> Information provided
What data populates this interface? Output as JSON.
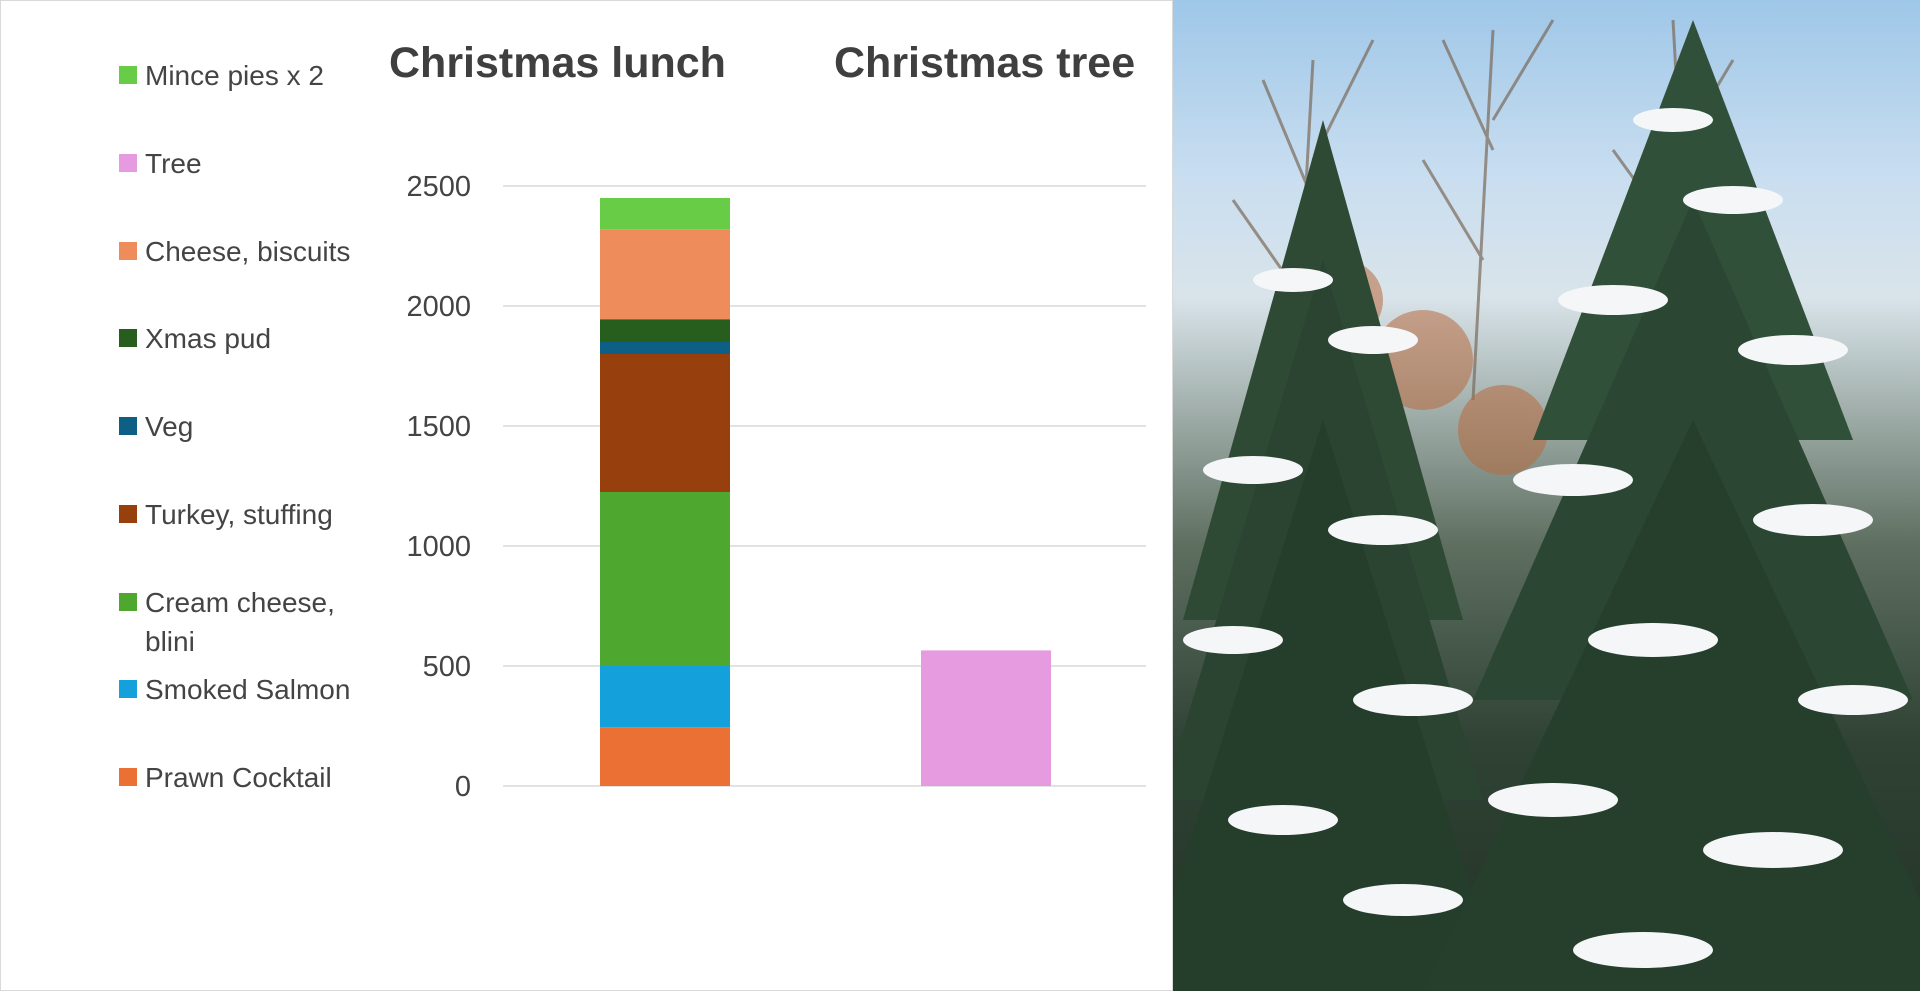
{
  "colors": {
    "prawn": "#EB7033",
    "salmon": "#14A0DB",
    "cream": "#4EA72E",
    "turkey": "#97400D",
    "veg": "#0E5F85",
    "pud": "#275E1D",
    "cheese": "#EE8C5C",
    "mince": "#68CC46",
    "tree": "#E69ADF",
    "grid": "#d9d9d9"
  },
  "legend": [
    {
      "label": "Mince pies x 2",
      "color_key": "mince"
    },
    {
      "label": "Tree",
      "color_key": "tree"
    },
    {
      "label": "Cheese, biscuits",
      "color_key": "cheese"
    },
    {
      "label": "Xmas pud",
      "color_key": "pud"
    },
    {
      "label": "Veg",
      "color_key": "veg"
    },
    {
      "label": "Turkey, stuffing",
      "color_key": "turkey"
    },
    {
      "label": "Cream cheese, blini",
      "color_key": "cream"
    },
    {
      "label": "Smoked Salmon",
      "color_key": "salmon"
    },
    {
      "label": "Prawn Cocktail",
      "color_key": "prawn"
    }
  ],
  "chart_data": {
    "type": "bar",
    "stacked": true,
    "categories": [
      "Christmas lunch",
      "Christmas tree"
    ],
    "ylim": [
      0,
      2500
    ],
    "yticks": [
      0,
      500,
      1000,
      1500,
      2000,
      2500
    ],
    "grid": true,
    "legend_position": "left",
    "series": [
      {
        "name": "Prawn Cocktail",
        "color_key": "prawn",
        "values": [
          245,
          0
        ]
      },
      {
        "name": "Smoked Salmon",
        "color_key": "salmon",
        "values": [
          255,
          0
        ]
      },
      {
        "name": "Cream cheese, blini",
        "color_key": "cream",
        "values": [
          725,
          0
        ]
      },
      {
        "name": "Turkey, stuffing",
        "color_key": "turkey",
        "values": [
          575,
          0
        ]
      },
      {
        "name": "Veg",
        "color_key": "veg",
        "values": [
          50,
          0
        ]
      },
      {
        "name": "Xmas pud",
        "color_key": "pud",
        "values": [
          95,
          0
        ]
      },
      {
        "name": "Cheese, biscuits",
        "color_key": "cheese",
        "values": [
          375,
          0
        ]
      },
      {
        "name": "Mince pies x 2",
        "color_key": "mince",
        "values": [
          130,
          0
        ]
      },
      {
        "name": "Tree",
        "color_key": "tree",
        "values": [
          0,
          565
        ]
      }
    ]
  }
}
...
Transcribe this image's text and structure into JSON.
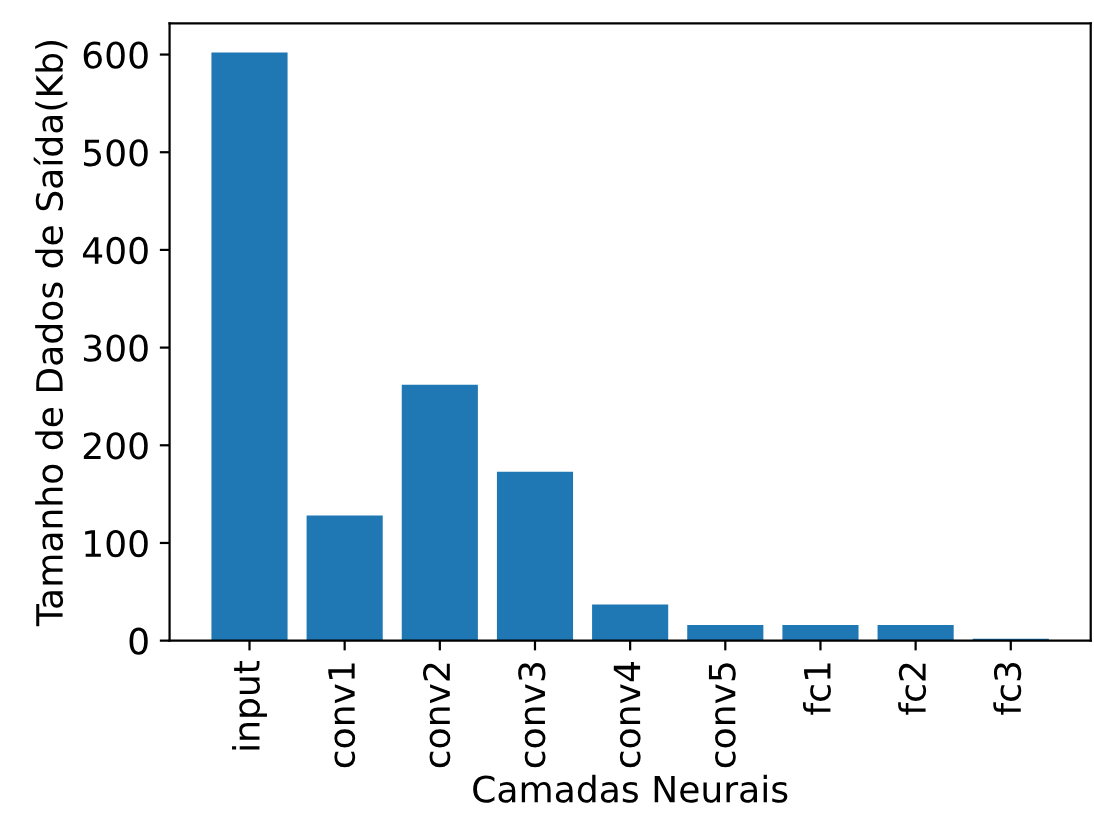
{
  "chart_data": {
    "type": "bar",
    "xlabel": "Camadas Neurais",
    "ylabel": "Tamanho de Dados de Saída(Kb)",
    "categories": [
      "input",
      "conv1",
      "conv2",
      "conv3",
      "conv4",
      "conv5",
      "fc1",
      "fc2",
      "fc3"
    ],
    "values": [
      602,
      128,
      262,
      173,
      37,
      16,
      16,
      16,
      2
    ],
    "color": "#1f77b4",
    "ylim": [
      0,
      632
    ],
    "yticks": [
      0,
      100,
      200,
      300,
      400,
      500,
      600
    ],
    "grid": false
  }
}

> Aim
Reproduce each line from the records that contains the word "Cocktail".

> Result below
      "label": "Prawn Cocktail",
        "name": "Prawn Cocktail",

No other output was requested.